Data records
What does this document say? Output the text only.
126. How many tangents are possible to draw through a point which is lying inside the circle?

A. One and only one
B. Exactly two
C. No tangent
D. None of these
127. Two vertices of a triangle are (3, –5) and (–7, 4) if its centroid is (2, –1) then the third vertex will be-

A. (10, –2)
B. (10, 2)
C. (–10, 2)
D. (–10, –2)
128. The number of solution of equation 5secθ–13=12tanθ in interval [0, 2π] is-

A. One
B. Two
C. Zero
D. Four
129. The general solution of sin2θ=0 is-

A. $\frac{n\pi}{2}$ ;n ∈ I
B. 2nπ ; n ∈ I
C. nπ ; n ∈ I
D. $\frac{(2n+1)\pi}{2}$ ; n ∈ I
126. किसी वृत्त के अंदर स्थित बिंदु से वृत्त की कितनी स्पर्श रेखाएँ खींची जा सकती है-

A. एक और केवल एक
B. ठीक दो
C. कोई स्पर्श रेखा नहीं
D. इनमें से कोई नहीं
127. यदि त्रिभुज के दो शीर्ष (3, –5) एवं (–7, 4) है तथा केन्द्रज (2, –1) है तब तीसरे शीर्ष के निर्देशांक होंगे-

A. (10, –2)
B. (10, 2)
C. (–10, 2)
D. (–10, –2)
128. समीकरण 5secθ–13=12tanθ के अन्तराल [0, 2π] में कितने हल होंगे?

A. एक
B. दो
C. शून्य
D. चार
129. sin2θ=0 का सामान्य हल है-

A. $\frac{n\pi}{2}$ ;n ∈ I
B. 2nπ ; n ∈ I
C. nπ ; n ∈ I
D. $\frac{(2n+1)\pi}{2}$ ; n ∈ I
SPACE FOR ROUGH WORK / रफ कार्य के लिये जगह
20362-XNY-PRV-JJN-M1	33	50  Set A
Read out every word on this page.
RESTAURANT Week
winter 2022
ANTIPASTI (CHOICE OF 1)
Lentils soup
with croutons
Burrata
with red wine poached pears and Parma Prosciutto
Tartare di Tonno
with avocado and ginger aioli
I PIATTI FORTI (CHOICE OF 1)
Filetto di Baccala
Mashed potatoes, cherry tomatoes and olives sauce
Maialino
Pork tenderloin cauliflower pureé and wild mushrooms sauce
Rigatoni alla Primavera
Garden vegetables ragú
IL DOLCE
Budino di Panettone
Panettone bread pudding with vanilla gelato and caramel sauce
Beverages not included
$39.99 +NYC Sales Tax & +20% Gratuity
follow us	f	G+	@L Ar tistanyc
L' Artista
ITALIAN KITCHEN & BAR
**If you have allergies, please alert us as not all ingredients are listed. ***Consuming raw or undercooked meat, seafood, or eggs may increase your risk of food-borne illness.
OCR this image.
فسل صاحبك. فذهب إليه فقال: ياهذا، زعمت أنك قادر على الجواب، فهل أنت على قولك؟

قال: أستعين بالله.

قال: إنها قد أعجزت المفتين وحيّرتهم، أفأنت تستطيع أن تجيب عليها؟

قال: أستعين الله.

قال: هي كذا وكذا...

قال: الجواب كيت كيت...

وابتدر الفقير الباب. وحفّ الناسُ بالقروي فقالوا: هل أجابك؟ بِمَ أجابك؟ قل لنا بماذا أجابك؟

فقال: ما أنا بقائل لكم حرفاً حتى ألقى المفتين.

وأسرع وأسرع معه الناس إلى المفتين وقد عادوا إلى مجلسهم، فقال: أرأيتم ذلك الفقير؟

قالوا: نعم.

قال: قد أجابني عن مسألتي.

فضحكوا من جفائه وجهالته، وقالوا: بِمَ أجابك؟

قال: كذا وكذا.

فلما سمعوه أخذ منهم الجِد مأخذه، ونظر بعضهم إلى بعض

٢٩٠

• **WHAT IS NEEDED**
Repeat only the lines from the one holding "Read out every word on this page." through the last line of the data.

• **RESULT**
Read out every word on this page.
RESTAURANT Week
winter 2022
ANTIPASTI (CHOICE OF 1)
Lentils soup
with croutons
Burrata
with red wine poached pears and Parma Prosciutto
Tartare di Tonno
with avocado and ginger aioli
I PIATTI FORTI (CHOICE OF 1)
Filetto di Baccala
Mashed potatoes, cherry tomatoes and olives sauce
Maialino
Pork tenderloin cauliflower pureé and wild mushrooms sauce
Rigatoni alla Primavera
Garden vegetables ragú
IL DOLCE
Budino di Panettone
Panettone bread pudding with vanilla gelato and caramel sauce
Beverages not included
$39.99 +NYC Sales Tax & +20% Gratuity
follow us	f	G+	@L Ar tistanyc
L' Artista
ITALIAN KITCHEN & BAR
**If you have allergies, please alert us as not all ingredients are listed. ***Consuming raw or undercooked meat, seafood, or eggs may increase your risk of food-borne illness.
OCR this image.
فسل صاحبك. فذهب إليه فقال: ياهذا، زعمت أنك قادر على الجواب، فهل أنت على قولك؟

قال: أستعين بالله.

قال: إنها قد أعجزت المفتين وحيّرتهم، أفأنت تستطيع أن تجيب عليها؟

قال: أستعين الله.

قال: هي كذا وكذا...

قال: الجواب كيت كيت...

وابتدر الفقير الباب. وحفّ الناسُ بالقروي فقالوا: هل أجابك؟ بِمَ أجابك؟ قل لنا بماذا أجابك؟

فقال: ما أنا بقائل لكم حرفاً حتى ألقى المفتين.

وأسرع وأسرع معه الناس إلى المفتين وقد عادوا إلى مجلسهم، فقال: أرأيتم ذلك الفقير؟

قالوا: نعم.

قال: قد أجابني عن مسألتي.

فضحكوا من جفائه وجهالته، وقالوا: بِمَ أجابك؟

قال: كذا وكذا.

فلما سمعوه أخذ منهم الجِد مأخذه، ونظر بعضهم إلى بعض

٢٩٠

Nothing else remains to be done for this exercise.